● Requirement: Collect every line in the records below that contains the word "Institute".

[Opening Data shown section]

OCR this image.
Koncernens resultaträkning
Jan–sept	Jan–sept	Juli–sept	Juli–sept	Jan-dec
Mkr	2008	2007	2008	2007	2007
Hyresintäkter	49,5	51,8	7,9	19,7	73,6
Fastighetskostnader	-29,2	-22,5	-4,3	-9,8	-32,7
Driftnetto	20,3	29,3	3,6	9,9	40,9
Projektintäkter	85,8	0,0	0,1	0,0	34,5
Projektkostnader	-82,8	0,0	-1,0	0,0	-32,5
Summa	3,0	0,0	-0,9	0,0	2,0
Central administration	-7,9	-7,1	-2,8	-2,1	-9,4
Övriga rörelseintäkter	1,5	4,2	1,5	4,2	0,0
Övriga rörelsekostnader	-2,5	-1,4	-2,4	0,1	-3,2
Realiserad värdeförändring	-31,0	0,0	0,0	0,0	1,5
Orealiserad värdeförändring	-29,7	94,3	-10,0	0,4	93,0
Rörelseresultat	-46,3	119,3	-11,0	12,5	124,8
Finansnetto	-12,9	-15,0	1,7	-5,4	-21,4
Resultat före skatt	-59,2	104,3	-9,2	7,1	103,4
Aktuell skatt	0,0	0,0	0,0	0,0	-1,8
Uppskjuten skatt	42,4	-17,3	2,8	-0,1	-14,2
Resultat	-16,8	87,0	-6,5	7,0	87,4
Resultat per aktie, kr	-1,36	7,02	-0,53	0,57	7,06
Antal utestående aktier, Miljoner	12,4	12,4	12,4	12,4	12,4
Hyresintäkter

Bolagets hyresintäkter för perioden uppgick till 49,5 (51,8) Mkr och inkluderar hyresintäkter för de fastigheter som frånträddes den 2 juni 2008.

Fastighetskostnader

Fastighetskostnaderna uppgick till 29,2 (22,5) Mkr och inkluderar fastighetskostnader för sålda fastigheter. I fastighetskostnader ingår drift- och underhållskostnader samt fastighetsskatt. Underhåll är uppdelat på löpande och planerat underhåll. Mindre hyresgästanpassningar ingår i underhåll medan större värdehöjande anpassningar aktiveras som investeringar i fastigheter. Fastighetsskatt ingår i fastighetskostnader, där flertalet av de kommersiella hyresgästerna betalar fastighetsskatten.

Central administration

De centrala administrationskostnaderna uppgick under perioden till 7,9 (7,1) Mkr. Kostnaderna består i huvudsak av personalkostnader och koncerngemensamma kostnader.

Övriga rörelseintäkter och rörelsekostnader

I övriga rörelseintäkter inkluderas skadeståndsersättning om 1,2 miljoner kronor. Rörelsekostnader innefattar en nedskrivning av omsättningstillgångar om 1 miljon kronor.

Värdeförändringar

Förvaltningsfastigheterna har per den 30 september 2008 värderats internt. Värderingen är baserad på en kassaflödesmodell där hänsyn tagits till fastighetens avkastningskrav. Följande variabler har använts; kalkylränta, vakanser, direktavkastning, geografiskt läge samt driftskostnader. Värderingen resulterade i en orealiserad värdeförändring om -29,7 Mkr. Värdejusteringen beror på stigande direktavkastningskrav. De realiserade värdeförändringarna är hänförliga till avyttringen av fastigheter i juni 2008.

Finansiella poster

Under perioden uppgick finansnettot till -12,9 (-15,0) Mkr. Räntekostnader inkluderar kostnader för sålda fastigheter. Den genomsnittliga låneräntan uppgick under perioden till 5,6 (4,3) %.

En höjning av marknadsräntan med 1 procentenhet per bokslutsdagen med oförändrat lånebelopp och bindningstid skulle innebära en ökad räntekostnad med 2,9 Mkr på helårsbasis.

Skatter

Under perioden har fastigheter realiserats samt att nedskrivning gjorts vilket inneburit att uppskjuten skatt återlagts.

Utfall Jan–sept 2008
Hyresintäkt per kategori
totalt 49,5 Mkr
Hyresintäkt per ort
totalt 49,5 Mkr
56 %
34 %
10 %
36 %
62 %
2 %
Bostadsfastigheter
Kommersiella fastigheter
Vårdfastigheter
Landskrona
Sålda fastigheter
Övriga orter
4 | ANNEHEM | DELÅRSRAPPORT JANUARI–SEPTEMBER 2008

[Closing Data shown section]
[Opening Data shown section]

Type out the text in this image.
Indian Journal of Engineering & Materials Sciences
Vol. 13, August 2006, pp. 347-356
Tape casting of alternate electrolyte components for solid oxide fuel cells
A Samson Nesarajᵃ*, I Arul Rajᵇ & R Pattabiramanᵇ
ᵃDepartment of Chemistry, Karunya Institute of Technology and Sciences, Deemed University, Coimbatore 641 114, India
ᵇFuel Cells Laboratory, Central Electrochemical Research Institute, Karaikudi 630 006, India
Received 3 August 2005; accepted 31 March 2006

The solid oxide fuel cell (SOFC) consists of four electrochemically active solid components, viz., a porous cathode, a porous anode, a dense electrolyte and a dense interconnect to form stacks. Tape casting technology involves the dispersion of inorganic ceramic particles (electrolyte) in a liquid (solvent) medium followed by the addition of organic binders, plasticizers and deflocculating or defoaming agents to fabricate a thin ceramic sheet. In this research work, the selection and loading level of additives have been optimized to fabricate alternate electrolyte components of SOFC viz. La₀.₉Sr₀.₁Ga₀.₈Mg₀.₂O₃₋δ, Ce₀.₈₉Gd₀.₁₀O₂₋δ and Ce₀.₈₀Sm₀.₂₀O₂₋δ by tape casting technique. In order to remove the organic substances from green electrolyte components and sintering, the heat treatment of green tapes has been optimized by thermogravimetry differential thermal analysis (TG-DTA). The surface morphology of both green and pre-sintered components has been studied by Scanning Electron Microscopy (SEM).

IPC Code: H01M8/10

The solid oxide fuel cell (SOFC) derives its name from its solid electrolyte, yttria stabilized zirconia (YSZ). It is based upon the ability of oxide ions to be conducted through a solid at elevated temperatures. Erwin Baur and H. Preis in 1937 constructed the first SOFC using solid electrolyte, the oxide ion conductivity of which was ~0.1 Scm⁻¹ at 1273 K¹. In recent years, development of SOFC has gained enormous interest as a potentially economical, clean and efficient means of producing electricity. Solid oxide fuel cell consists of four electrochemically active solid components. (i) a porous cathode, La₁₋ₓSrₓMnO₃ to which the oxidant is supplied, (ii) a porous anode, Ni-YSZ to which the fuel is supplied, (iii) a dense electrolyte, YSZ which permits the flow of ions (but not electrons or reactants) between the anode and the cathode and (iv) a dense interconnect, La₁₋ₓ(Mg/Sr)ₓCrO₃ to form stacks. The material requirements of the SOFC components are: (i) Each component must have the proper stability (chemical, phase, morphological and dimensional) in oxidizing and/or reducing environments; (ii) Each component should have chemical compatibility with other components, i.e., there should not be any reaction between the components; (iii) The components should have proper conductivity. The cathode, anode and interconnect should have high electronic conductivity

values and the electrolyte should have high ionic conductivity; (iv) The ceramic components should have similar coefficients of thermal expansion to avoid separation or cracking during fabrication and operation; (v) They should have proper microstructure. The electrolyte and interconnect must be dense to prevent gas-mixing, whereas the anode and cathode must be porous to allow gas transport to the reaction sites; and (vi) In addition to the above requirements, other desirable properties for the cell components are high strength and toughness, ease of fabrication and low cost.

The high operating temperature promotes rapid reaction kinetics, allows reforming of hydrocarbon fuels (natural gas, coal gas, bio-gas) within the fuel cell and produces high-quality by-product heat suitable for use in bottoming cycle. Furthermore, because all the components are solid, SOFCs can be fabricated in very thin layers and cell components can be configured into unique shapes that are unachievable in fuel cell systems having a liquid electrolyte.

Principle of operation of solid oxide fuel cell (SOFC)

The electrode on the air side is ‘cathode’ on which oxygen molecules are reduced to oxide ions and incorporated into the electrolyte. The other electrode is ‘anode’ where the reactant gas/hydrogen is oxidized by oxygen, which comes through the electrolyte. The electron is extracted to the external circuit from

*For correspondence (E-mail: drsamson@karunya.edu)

[Closing Data shown section]

● Result:
ᵃDepartment of Chemistry, Karunya Institute of Technology and Sciences, Deemed University, Coimbatore 641 114, India
ᵇFuel Cells Laboratory, Central Electrochemical Research Institute, Karaikudi 630 006, India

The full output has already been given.